Your goal – Please repeat all of the listing exactly.

Data items:

┌──

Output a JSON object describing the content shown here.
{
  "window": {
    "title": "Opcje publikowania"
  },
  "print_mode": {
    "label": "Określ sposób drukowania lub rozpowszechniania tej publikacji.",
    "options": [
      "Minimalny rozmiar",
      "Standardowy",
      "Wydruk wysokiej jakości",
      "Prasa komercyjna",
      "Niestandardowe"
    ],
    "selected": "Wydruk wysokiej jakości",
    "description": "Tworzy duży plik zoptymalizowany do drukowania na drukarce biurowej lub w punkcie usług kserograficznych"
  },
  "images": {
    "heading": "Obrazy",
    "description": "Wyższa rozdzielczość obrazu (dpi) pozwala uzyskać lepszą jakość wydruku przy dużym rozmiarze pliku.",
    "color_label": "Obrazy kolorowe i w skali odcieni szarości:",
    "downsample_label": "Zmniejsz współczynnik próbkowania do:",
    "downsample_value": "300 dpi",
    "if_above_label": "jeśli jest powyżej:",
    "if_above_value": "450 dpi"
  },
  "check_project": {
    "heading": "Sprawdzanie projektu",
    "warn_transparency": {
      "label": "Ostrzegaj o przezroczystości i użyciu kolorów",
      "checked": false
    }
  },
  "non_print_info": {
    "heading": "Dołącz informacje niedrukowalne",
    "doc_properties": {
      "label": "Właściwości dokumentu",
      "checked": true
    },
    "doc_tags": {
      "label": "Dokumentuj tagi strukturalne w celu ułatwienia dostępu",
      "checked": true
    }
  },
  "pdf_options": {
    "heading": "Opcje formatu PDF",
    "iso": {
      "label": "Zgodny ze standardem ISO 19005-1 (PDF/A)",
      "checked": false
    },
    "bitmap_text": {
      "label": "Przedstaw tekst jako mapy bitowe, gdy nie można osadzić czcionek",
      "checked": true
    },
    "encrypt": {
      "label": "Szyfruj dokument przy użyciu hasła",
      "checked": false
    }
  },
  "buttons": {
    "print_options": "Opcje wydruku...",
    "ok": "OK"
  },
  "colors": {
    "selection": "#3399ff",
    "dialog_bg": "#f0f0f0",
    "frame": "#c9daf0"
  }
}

└──

The completed task –
Output a JSON object describing the content shown here.
{
  "window": {
    "title": "Opcje publikowania"
  },
  "print_mode": {
    "label": "Określ sposób drukowania lub rozpowszechniania tej publikacji.",
    "options": [
      "Minimalny rozmiar",
      "Standardowy",
      "Wydruk wysokiej jakości",
      "Prasa komercyjna",
      "Niestandardowe"
    ],
    "selected": "Wydruk wysokiej jakości",
    "description": "Tworzy duży plik zoptymalizowany do drukowania na drukarce biurowej lub w punkcie usług kserograficznych"
  },
  "images": {
    "heading": "Obrazy",
    "description": "Wyższa rozdzielczość obrazu (dpi) pozwala uzyskać lepszą jakość wydruku przy dużym rozmiarze pliku.",
    "color_label": "Obrazy kolorowe i w skali odcieni szarości:",
    "downsample_label": "Zmniejsz współczynnik próbkowania do:",
    "downsample_value": "300 dpi",
    "if_above_label": "jeśli jest powyżej:",
    "if_above_value": "450 dpi"
  },
  "check_project": {
    "heading": "Sprawdzanie projektu",
    "warn_transparency": {
      "label": "Ostrzegaj o przezroczystości i użyciu kolorów",
      "checked": false
    }
  },
  "non_print_info": {
    "heading": "Dołącz informacje niedrukowalne",
    "doc_properties": {
      "label": "Właściwości dokumentu",
      "checked": true
    },
    "doc_tags": {
      "label": "Dokumentuj tagi strukturalne w celu ułatwienia dostępu",
      "checked": true
    }
  },
  "pdf_options": {
    "heading": "Opcje formatu PDF",
    "iso": {
      "label": "Zgodny ze standardem ISO 19005-1 (PDF/A)",
      "checked": false
    },
    "bitmap_text": {
      "label": "Przedstaw tekst jako mapy bitowe, gdy nie można osadzić czcionek",
      "checked": true
    },
    "encrypt": {
      "label": "Szyfruj dokument przy użyciu hasła",
      "checked": false
    }
  },
  "buttons": {
    "print_options": "Opcje wydruku...",
    "ok": "OK"
  },
  "colors": {
    "selection": "#3399ff",
    "dialog_bg": "#f0f0f0",
    "frame": "#c9daf0"
  }
}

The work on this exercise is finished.